# START OF DATA LISTING

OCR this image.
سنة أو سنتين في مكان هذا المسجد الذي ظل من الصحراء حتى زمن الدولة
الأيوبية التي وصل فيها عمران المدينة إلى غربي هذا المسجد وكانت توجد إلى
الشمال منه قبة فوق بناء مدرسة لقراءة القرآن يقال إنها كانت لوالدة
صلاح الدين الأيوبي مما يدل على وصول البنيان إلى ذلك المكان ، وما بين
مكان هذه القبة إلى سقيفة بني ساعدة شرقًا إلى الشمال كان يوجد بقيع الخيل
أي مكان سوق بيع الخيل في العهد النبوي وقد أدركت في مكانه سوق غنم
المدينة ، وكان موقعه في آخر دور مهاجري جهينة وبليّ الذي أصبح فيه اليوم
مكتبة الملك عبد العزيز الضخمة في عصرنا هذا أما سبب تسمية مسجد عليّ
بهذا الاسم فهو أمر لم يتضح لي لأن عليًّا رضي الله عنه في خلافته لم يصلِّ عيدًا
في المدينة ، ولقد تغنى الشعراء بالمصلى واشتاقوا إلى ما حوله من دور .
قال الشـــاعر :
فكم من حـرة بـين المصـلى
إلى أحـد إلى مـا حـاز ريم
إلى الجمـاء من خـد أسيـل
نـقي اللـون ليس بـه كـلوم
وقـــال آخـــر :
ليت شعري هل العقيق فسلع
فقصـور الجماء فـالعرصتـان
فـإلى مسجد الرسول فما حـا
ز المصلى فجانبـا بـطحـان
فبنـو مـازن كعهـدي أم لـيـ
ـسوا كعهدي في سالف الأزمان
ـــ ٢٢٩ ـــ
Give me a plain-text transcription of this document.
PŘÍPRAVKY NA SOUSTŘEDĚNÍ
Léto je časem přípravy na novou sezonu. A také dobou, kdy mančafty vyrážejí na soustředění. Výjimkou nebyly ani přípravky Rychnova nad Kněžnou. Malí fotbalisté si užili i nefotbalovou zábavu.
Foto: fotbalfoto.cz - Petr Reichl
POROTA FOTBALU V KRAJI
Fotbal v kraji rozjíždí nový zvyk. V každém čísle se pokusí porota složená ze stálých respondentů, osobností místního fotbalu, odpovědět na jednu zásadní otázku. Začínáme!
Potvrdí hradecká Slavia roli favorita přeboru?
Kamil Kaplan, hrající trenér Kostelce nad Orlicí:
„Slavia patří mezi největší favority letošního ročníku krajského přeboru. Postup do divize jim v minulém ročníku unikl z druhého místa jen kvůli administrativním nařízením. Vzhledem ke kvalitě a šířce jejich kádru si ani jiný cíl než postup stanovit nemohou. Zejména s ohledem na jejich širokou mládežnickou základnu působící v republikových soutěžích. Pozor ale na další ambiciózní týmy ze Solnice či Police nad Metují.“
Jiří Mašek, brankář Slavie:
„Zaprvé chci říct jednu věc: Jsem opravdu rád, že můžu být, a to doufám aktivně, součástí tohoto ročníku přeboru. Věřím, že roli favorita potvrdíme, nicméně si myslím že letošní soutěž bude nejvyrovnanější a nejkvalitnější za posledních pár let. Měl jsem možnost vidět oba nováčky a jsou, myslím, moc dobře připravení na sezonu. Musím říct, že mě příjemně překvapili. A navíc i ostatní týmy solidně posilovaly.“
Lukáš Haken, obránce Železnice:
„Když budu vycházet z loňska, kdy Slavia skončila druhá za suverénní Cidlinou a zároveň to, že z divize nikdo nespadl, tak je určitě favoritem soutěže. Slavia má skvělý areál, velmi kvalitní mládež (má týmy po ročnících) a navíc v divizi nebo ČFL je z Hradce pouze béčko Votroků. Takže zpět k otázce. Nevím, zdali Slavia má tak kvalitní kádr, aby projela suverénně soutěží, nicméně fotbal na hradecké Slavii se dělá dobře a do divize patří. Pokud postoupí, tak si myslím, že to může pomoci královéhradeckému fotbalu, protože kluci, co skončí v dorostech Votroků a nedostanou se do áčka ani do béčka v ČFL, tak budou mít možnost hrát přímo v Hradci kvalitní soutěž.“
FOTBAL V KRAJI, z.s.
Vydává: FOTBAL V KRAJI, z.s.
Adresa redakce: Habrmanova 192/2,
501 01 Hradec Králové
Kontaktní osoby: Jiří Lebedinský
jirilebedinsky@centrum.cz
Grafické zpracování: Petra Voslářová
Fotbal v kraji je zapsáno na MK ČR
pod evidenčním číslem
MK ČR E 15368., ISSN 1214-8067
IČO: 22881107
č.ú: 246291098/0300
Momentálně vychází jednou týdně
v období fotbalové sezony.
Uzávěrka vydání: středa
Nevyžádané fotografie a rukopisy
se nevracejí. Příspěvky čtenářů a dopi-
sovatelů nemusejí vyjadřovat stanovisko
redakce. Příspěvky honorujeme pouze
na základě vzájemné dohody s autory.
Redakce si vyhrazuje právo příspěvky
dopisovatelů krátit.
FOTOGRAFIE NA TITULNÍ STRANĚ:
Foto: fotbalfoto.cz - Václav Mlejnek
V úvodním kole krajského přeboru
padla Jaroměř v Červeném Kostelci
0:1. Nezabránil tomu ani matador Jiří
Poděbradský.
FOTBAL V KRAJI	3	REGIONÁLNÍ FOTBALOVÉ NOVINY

# END OF DATA LISTING

TASK DIRECTIONS: Provide all the records again, word for word.

SOLUTION TO THE PROBLEM:
OCR this image.
سنة أو سنتين في مكان هذا المسجد الذي ظل من الصحراء حتى زمن الدولة
الأيوبية التي وصل فيها عمران المدينة إلى غربي هذا المسجد وكانت توجد إلى
الشمال منه قبة فوق بناء مدرسة لقراءة القرآن يقال إنها كانت لوالدة
صلاح الدين الأيوبي مما يدل على وصول البنيان إلى ذلك المكان ، وما بين
مكان هذه القبة إلى سقيفة بني ساعدة شرقًا إلى الشمال كان يوجد بقيع الخيل
أي مكان سوق بيع الخيل في العهد النبوي وقد أدركت في مكانه سوق غنم
المدينة ، وكان موقعه في آخر دور مهاجري جهينة وبليّ الذي أصبح فيه اليوم
مكتبة الملك عبد العزيز الضخمة في عصرنا هذا أما سبب تسمية مسجد عليّ
بهذا الاسم فهو أمر لم يتضح لي لأن عليًّا رضي الله عنه في خلافته لم يصلِّ عيدًا
في المدينة ، ولقد تغنى الشعراء بالمصلى واشتاقوا إلى ما حوله من دور .
قال الشـــاعر :
فكم من حـرة بـين المصـلى
إلى أحـد إلى مـا حـاز ريم
إلى الجمـاء من خـد أسيـل
نـقي اللـون ليس بـه كـلوم
وقـــال آخـــر :
ليت شعري هل العقيق فسلع
فقصـور الجماء فـالعرصتـان
فـإلى مسجد الرسول فما حـا
ز المصلى فجانبـا بـطحـان
فبنـو مـازن كعهـدي أم لـيـ
ـسوا كعهدي في سالف الأزمان
ـــ ٢٢٩ ـــ
Give me a plain-text transcription of this document.
PŘÍPRAVKY NA SOUSTŘEDĚNÍ
Léto je časem přípravy na novou sezonu. A také dobou, kdy mančafty vyrážejí na soustředění. Výjimkou nebyly ani přípravky Rychnova nad Kněžnou. Malí fotbalisté si užili i nefotbalovou zábavu.
Foto: fotbalfoto.cz - Petr Reichl
POROTA FOTBALU V KRAJI
Fotbal v kraji rozjíždí nový zvyk. V každém čísle se pokusí porota složená ze stálých respondentů, osobností místního fotbalu, odpovědět na jednu zásadní otázku. Začínáme!
Potvrdí hradecká Slavia roli favorita přeboru?
Kamil Kaplan, hrající trenér Kostelce nad Orlicí:
„Slavia patří mezi největší favority letošního ročníku krajského přeboru. Postup do divize jim v minulém ročníku unikl z druhého místa jen kvůli administrativním nařízením. Vzhledem ke kvalitě a šířce jejich kádru si ani jiný cíl než postup stanovit nemohou. Zejména s ohledem na jejich širokou mládežnickou základnu působící v republikových soutěžích. Pozor ale na další ambiciózní týmy ze Solnice či Police nad Metují.“
Jiří Mašek, brankář Slavie:
„Zaprvé chci říct jednu věc: Jsem opravdu rád, že můžu být, a to doufám aktivně, součástí tohoto ročníku přeboru. Věřím, že roli favorita potvrdíme, nicméně si myslím že letošní soutěž bude nejvyrovnanější a nejkvalitnější za posledních pár let. Měl jsem možnost vidět oba nováčky a jsou, myslím, moc dobře připravení na sezonu. Musím říct, že mě příjemně překvapili. A navíc i ostatní týmy solidně posilovaly.“
Lukáš Haken, obránce Železnice:
„Když budu vycházet z loňska, kdy Slavia skončila druhá za suverénní Cidlinou a zároveň to, že z divize nikdo nespadl, tak je určitě favoritem soutěže. Slavia má skvělý areál, velmi kvalitní mládež (má týmy po ročnících) a navíc v divizi nebo ČFL je z Hradce pouze béčko Votroků. Takže zpět k otázce. Nevím, zdali Slavia má tak kvalitní kádr, aby projela suverénně soutěží, nicméně fotbal na hradecké Slavii se dělá dobře a do divize patří. Pokud postoupí, tak si myslím, že to může pomoci královéhradeckému fotbalu, protože kluci, co skončí v dorostech Votroků a nedostanou se do áčka ani do béčka v ČFL, tak budou mít možnost hrát přímo v Hradci kvalitní soutěž.“
FOTBAL V KRAJI, z.s.
Vydává: FOTBAL V KRAJI, z.s.
Adresa redakce: Habrmanova 192/2,
501 01 Hradec Králové
Kontaktní osoby: Jiří Lebedinský
jirilebedinsky@centrum.cz
Grafické zpracování: Petra Voslářová
Fotbal v kraji je zapsáno na MK ČR
pod evidenčním číslem
MK ČR E 15368., ISSN 1214-8067
IČO: 22881107
č.ú: 246291098/0300
Momentálně vychází jednou týdně
v období fotbalové sezony.
Uzávěrka vydání: středa
Nevyžádané fotografie a rukopisy
se nevracejí. Příspěvky čtenářů a dopi-
sovatelů nemusejí vyjadřovat stanovisko
redakce. Příspěvky honorujeme pouze
na základě vzájemné dohody s autory.
Redakce si vyhrazuje právo příspěvky
dopisovatelů krátit.
FOTOGRAFIE NA TITULNÍ STRANĚ:
Foto: fotbalfoto.cz - Václav Mlejnek
V úvodním kole krajského přeboru
padla Jaroměř v Červeném Kostelci
0:1. Nezabránil tomu ani matador Jiří
Poděbradský.
FOTBAL V KRAJI	3	REGIONÁLNÍ FOTBALOVÉ NOVINY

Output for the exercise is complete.